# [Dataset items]
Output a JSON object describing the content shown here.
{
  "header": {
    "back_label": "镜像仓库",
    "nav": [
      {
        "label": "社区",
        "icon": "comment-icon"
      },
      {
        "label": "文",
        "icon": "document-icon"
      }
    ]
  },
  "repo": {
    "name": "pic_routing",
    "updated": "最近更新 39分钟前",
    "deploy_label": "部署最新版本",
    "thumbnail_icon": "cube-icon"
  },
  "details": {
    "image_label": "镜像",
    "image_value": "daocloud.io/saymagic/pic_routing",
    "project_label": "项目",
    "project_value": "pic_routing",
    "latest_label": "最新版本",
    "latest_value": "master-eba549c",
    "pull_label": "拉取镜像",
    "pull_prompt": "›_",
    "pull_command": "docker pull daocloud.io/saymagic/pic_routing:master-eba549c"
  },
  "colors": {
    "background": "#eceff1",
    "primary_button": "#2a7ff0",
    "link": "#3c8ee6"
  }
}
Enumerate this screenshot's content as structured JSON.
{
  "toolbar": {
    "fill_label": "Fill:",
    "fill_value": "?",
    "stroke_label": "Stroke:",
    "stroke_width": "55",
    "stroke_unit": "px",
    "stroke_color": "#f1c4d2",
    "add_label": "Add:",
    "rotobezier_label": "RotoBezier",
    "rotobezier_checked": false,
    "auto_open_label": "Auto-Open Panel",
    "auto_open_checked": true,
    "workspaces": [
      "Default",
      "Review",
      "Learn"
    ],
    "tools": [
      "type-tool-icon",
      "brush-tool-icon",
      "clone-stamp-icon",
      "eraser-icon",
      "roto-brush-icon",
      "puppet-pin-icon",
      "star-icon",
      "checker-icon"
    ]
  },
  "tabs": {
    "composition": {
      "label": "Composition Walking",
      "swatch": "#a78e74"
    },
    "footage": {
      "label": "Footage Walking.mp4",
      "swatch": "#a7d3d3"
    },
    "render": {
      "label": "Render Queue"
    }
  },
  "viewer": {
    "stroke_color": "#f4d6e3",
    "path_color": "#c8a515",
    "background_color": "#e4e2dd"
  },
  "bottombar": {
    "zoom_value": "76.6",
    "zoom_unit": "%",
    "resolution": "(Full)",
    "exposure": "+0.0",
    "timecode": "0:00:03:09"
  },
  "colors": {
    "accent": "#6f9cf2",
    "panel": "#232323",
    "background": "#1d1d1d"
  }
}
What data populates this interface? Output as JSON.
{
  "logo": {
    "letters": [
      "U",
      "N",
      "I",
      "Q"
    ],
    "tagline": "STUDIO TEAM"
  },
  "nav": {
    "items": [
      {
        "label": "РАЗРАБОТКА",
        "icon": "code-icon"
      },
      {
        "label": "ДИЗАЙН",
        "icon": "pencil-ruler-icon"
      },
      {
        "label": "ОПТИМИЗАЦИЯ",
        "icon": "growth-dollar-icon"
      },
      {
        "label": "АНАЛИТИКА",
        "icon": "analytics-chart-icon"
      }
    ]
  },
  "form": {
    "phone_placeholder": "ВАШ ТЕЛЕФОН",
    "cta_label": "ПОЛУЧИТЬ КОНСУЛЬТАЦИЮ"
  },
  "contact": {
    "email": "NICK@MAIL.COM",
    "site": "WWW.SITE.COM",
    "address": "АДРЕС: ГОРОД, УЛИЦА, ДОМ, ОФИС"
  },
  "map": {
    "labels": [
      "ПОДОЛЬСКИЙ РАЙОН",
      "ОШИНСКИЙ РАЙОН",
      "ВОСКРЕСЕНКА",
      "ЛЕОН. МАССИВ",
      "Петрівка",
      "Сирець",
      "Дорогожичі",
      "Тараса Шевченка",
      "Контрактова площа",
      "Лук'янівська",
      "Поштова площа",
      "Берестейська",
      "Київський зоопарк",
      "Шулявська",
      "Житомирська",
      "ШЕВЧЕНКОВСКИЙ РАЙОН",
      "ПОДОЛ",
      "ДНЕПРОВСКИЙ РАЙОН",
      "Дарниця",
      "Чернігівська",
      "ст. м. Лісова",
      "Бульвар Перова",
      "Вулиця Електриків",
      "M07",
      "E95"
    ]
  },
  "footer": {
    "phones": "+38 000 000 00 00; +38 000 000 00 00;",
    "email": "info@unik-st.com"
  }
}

# [Aim]
Output the data above exactly, please, line for line.

# [Result for this task]
Output a JSON object describing the content shown here.
{
  "header": {
    "back_label": "镜像仓库",
    "nav": [
      {
        "label": "社区",
        "icon": "comment-icon"
      },
      {
        "label": "文",
        "icon": "document-icon"
      }
    ]
  },
  "repo": {
    "name": "pic_routing",
    "updated": "最近更新 39分钟前",
    "deploy_label": "部署最新版本",
    "thumbnail_icon": "cube-icon"
  },
  "details": {
    "image_label": "镜像",
    "image_value": "daocloud.io/saymagic/pic_routing",
    "project_label": "项目",
    "project_value": "pic_routing",
    "latest_label": "最新版本",
    "latest_value": "master-eba549c",
    "pull_label": "拉取镜像",
    "pull_prompt": "›_",
    "pull_command": "docker pull daocloud.io/saymagic/pic_routing:master-eba549c"
  },
  "colors": {
    "background": "#eceff1",
    "primary_button": "#2a7ff0",
    "link": "#3c8ee6"
  }
}
Enumerate this screenshot's content as structured JSON.
{
  "toolbar": {
    "fill_label": "Fill:",
    "fill_value": "?",
    "stroke_label": "Stroke:",
    "stroke_width": "55",
    "stroke_unit": "px",
    "stroke_color": "#f1c4d2",
    "add_label": "Add:",
    "rotobezier_label": "RotoBezier",
    "rotobezier_checked": false,
    "auto_open_label": "Auto-Open Panel",
    "auto_open_checked": true,
    "workspaces": [
      "Default",
      "Review",
      "Learn"
    ],
    "tools": [
      "type-tool-icon",
      "brush-tool-icon",
      "clone-stamp-icon",
      "eraser-icon",
      "roto-brush-icon",
      "puppet-pin-icon",
      "star-icon",
      "checker-icon"
    ]
  },
  "tabs": {
    "composition": {
      "label": "Composition Walking",
      "swatch": "#a78e74"
    },
    "footage": {
      "label": "Footage Walking.mp4",
      "swatch": "#a7d3d3"
    },
    "render": {
      "label": "Render Queue"
    }
  },
  "viewer": {
    "stroke_color": "#f4d6e3",
    "path_color": "#c8a515",
    "background_color": "#e4e2dd"
  },
  "bottombar": {
    "zoom_value": "76.6",
    "zoom_unit": "%",
    "resolution": "(Full)",
    "exposure": "+0.0",
    "timecode": "0:00:03:09"
  },
  "colors": {
    "accent": "#6f9cf2",
    "panel": "#232323",
    "background": "#1d1d1d"
  }
}
What data populates this interface? Output as JSON.
{
  "logo": {
    "letters": [
      "U",
      "N",
      "I",
      "Q"
    ],
    "tagline": "STUDIO TEAM"
  },
  "nav": {
    "items": [
      {
        "label": "РАЗРАБОТКА",
        "icon": "code-icon"
      },
      {
        "label": "ДИЗАЙН",
        "icon": "pencil-ruler-icon"
      },
      {
        "label": "ОПТИМИЗАЦИЯ",
        "icon": "growth-dollar-icon"
      },
      {
        "label": "АНАЛИТИКА",
        "icon": "analytics-chart-icon"
      }
    ]
  },
  "form": {
    "phone_placeholder": "ВАШ ТЕЛЕФОН",
    "cta_label": "ПОЛУЧИТЬ КОНСУЛЬТАЦИЮ"
  },
  "contact": {
    "email": "NICK@MAIL.COM",
    "site": "WWW.SITE.COM",
    "address": "АДРЕС: ГОРОД, УЛИЦА, ДОМ, ОФИС"
  },
  "map": {
    "labels": [
      "ПОДОЛЬСКИЙ РАЙОН",
      "ОШИНСКИЙ РАЙОН",
      "ВОСКРЕСЕНКА",
      "ЛЕОН. МАССИВ",
      "Петрівка",
      "Сирець",
      "Дорогожичі",
      "Тараса Шевченка",
      "Контрактова площа",
      "Лук'янівська",
      "Поштова площа",
      "Берестейська",
      "Київський зоопарк",
      "Шулявська",
      "Житомирська",
      "ШЕВЧЕНКОВСКИЙ РАЙОН",
      "ПОДОЛ",
      "ДНЕПРОВСКИЙ РАЙОН",
      "Дарниця",
      "Чернігівська",
      "ст. м. Лісова",
      "Бульвар Перова",
      "Вулиця Електриків",
      "M07",
      "E95"
    ]
  },
  "footer": {
    "phones": "+38 000 000 00 00; +38 000 000 00 00;",
    "email": "info@unik-st.com"
  }
}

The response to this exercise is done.